◆ Set exercise: Scan the following material for the string "content" and copy each line in which it appears.

* begin *

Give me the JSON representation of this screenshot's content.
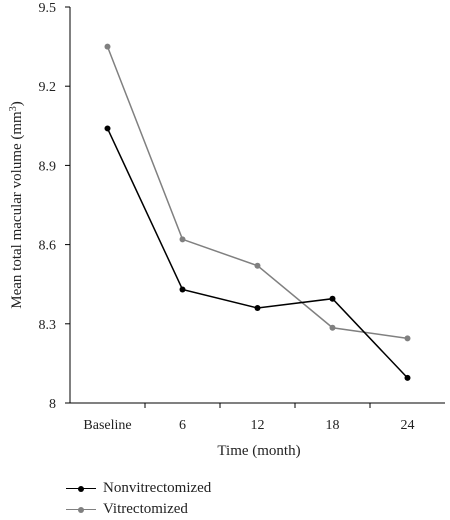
{
  "chart_data": {
    "type": "line",
    "categories": [
      "Baseline",
      "6",
      "12",
      "18",
      "24"
    ],
    "series": [
      {
        "name": "Nonvitrectomized",
        "color": "#000000",
        "values": [
          9.04,
          8.43,
          8.36,
          8.395,
          8.095
        ]
      },
      {
        "name": "Vitrectomized",
        "color": "#808080",
        "values": [
          9.35,
          8.62,
          8.52,
          8.285,
          8.245
        ]
      }
    ],
    "xlabel": "Time (month)",
    "ylabel": "Mean total macular volume (mm",
    "ylabel_sup": "3",
    "ylabel_close": ")",
    "ylim": [
      8.0,
      9.5
    ],
    "yticks": [
      "8",
      "8.3",
      "8.6",
      "8.9",
      "9.2",
      "9.5"
    ],
    "ytick_values": [
      8.0,
      8.3,
      8.6,
      8.9,
      9.2,
      9.5
    ],
    "grid": false,
    "legend_position": "bottom-left"
  }
}
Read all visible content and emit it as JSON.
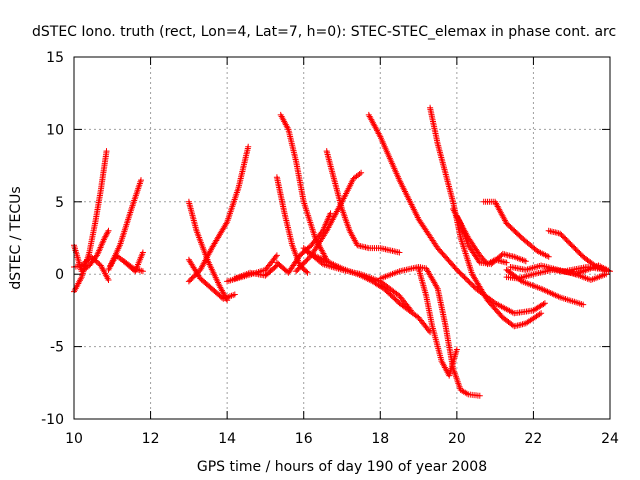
{
  "chart_data": {
    "type": "scatter",
    "title": "dSTEC Iono. truth (rect, Lon=4, Lat=7, h=0): STEC-STEC_elemax in phase cont. arc",
    "xlabel": "GPS time / hours of day 190 of year 2008",
    "ylabel": "dSTEC  / TECUs",
    "xlim": [
      10,
      24
    ],
    "ylim": [
      -10,
      15
    ],
    "x_ticks": [
      10,
      12,
      14,
      16,
      18,
      20,
      22,
      24
    ],
    "y_ticks": [
      -10,
      -5,
      0,
      5,
      10,
      15
    ],
    "grid": true,
    "marker": "+",
    "color": "#ff0000",
    "series": [
      {
        "x": [
          10.0,
          10.2,
          10.4,
          10.55,
          10.7,
          10.85
        ],
        "y": [
          -1.2,
          -0.2,
          1.5,
          3.5,
          5.8,
          8.5
        ]
      },
      {
        "x": [
          10.0,
          10.2,
          10.4,
          10.6,
          10.8,
          10.9
        ],
        "y": [
          2.0,
          0.2,
          0.6,
          1.3,
          2.5,
          3.0
        ]
      },
      {
        "x": [
          10.0,
          10.2,
          10.45,
          10.7,
          10.9
        ],
        "y": [
          0.5,
          0.6,
          1.2,
          0.6,
          -0.4
        ]
      },
      {
        "x": [
          10.95,
          11.2,
          11.5,
          11.75
        ],
        "y": [
          0.6,
          2.0,
          4.5,
          6.5
        ]
      },
      {
        "x": [
          10.9,
          11.1,
          11.3,
          11.6,
          11.8
        ],
        "y": [
          0.3,
          1.3,
          0.9,
          0.2,
          1.5
        ]
      },
      {
        "x": [
          11.3,
          11.55,
          11.8
        ],
        "y": [
          0.9,
          0.4,
          0.2
        ]
      },
      {
        "x": [
          13.0,
          13.2,
          13.5,
          13.8,
          14.0
        ],
        "y": [
          5.0,
          3.0,
          0.9,
          -0.8,
          -1.8
        ]
      },
      {
        "x": [
          13.0,
          13.3,
          13.6,
          13.9,
          14.2
        ],
        "y": [
          1.0,
          -0.3,
          -1.0,
          -1.7,
          -1.4
        ]
      },
      {
        "x": [
          13.0,
          13.3,
          13.6,
          14.0,
          14.3,
          14.55
        ],
        "y": [
          -0.5,
          0.3,
          1.8,
          3.6,
          6.0,
          8.8
        ]
      },
      {
        "x": [
          14.0,
          14.5,
          15.0,
          15.3
        ],
        "y": [
          -0.5,
          -0.1,
          0.3,
          1.3
        ]
      },
      {
        "x": [
          14.2,
          14.6,
          15.0,
          15.3
        ],
        "y": [
          -0.3,
          0.1,
          -0.1,
          0.6
        ]
      },
      {
        "x": [
          15.3,
          15.5,
          15.7,
          15.9,
          16.1
        ],
        "y": [
          6.7,
          4.2,
          2.0,
          0.6,
          0.1
        ]
      },
      {
        "x": [
          15.4,
          15.6,
          15.8,
          16.0,
          16.3,
          16.6
        ],
        "y": [
          11.0,
          10.0,
          7.8,
          5.0,
          2.5,
          1.0
        ]
      },
      {
        "x": [
          15.3,
          15.6,
          15.9,
          16.2,
          16.5,
          16.7
        ],
        "y": [
          0.8,
          0.1,
          1.3,
          2.0,
          3.0,
          4.2
        ]
      },
      {
        "x": [
          16.0,
          16.5,
          17.0,
          17.5,
          18.0,
          18.5,
          18.8
        ],
        "y": [
          1.8,
          0.7,
          0.3,
          0.0,
          -0.5,
          -1.5,
          -2.5
        ]
      },
      {
        "x": [
          16.1,
          16.6,
          17.0,
          17.5,
          17.8,
          18.1,
          18.5,
          19.0,
          19.3
        ],
        "y": [
          1.5,
          0.9,
          0.4,
          -0.1,
          -0.5,
          -1.0,
          -2.0,
          -3.0,
          -4.0
        ]
      },
      {
        "x": [
          15.8,
          16.2,
          16.6,
          17.0,
          17.3,
          17.5
        ],
        "y": [
          0.2,
          1.3,
          3.0,
          5.0,
          6.6,
          7.0
        ]
      },
      {
        "x": [
          16.6,
          16.8,
          17.0,
          17.2,
          17.4,
          17.7,
          18.0,
          18.5
        ],
        "y": [
          8.5,
          6.5,
          4.5,
          3.0,
          2.0,
          1.8,
          1.8,
          1.5
        ]
      },
      {
        "x": [
          17.7,
          18.0,
          18.5,
          19.0,
          19.5,
          20.0,
          20.5,
          21.0,
          21.5,
          22.0,
          22.3
        ],
        "y": [
          11.0,
          9.5,
          6.5,
          3.8,
          1.8,
          0.3,
          -1.0,
          -2.0,
          -2.7,
          -2.5,
          -2.0
        ]
      },
      {
        "x": [
          18.0,
          18.5,
          19.0,
          19.2,
          19.5,
          19.7,
          19.9,
          20.1,
          20.3,
          20.6
        ],
        "y": [
          -0.3,
          0.2,
          0.5,
          0.4,
          -1.0,
          -3.5,
          -6.5,
          -8.0,
          -8.3,
          -8.4
        ]
      },
      {
        "x": [
          19.0,
          19.2,
          19.35,
          19.45,
          19.6,
          19.8,
          20.0
        ],
        "y": [
          0.4,
          -1.5,
          -3.5,
          -4.5,
          -6.0,
          -7.0,
          -5.2
        ]
      },
      {
        "x": [
          19.3,
          19.5,
          19.7,
          19.9,
          20.1,
          20.4,
          20.8,
          21.2,
          21.5,
          21.8,
          22.2
        ],
        "y": [
          11.5,
          9.0,
          7.0,
          5.0,
          2.5,
          0.0,
          -1.8,
          -3.0,
          -3.6,
          -3.4,
          -2.7
        ]
      },
      {
        "x": [
          19.9,
          20.1,
          20.3,
          20.6,
          20.9,
          21.2,
          21.5,
          21.8
        ],
        "y": [
          4.5,
          3.5,
          2.0,
          0.8,
          0.7,
          1.4,
          1.2,
          0.9
        ]
      },
      {
        "x": [
          20.0,
          20.3,
          20.6,
          20.8,
          21.0,
          21.3
        ],
        "y": [
          4.0,
          2.5,
          1.3,
          0.7,
          1.0,
          0.8
        ]
      },
      {
        "x": [
          20.7,
          21.0,
          21.3,
          21.7,
          22.1,
          22.4
        ],
        "y": [
          5.0,
          5.0,
          3.5,
          2.5,
          1.6,
          1.2
        ]
      },
      {
        "x": [
          21.3,
          21.7,
          22.2,
          22.7,
          23.3
        ],
        "y": [
          0.3,
          -0.5,
          -1.0,
          -1.6,
          -2.1
        ]
      },
      {
        "x": [
          21.3,
          21.6,
          22.0,
          22.5,
          23.0,
          23.5,
          23.9
        ],
        "y": [
          -0.2,
          -0.3,
          0.0,
          0.3,
          0.1,
          -0.4,
          0.0
        ]
      },
      {
        "x": [
          21.4,
          21.8,
          22.2,
          22.8,
          23.4,
          23.9
        ],
        "y": [
          0.5,
          0.3,
          0.6,
          0.2,
          0.5,
          0.3
        ]
      },
      {
        "x": [
          22.4,
          22.7,
          23.0,
          23.3,
          23.6,
          23.9
        ],
        "y": [
          3.0,
          2.8,
          2.0,
          1.2,
          0.6,
          0.2
        ]
      },
      {
        "x": [
          22.8,
          23.1,
          23.4,
          23.7,
          24.0
        ],
        "y": [
          0.2,
          0.0,
          0.3,
          0.6,
          0.2
        ]
      }
    ]
  }
}
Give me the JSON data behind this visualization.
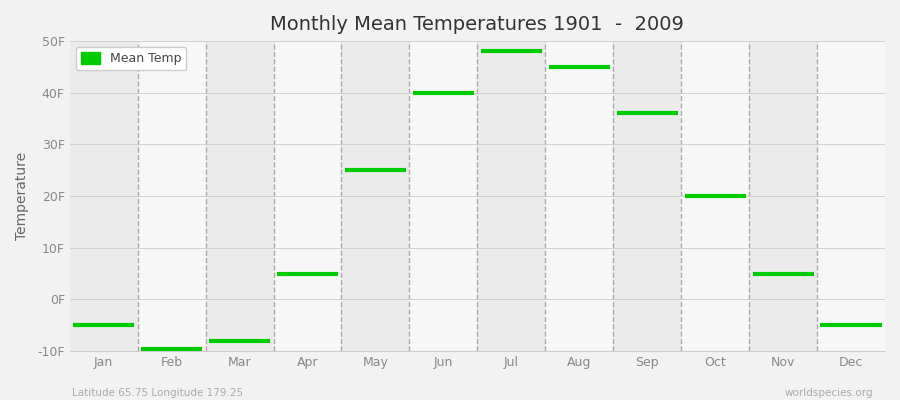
{
  "title": "Monthly Mean Temperatures 1901  -  2009",
  "ylabel": "Temperature",
  "xlabel_bottom_left": "Latitude 65.75 Longitude 179.25",
  "xlabel_bottom_right": "worldspecies.org",
  "ylim": [
    -10,
    50
  ],
  "yticks": [
    -10,
    0,
    10,
    20,
    30,
    40,
    50
  ],
  "ytick_labels": [
    "-10F",
    "0F",
    "10F",
    "20F",
    "30F",
    "40F",
    "50F"
  ],
  "months": [
    "Jan",
    "Feb",
    "Mar",
    "Apr",
    "May",
    "Jun",
    "Jul",
    "Aug",
    "Sep",
    "Oct",
    "Nov",
    "Dec"
  ],
  "temps": [
    -5,
    -9.5,
    -8,
    5,
    25,
    40,
    48,
    45,
    36,
    20,
    5,
    -5
  ],
  "line_color": "#00cc00",
  "line_width": 3,
  "bg_color": "#f2f2f2",
  "band_odd": "#ebebeb",
  "band_even": "#f7f7f7",
  "dashed_vline_color": "#aaaaaa",
  "legend_label": "Mean Temp",
  "title_fontsize": 14,
  "tick_fontsize": 9,
  "label_fontsize": 10
}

* end *

◆ Task response:
Give me the JSON representation of this screenshot's content.
Read all visible content and emit it as JSON.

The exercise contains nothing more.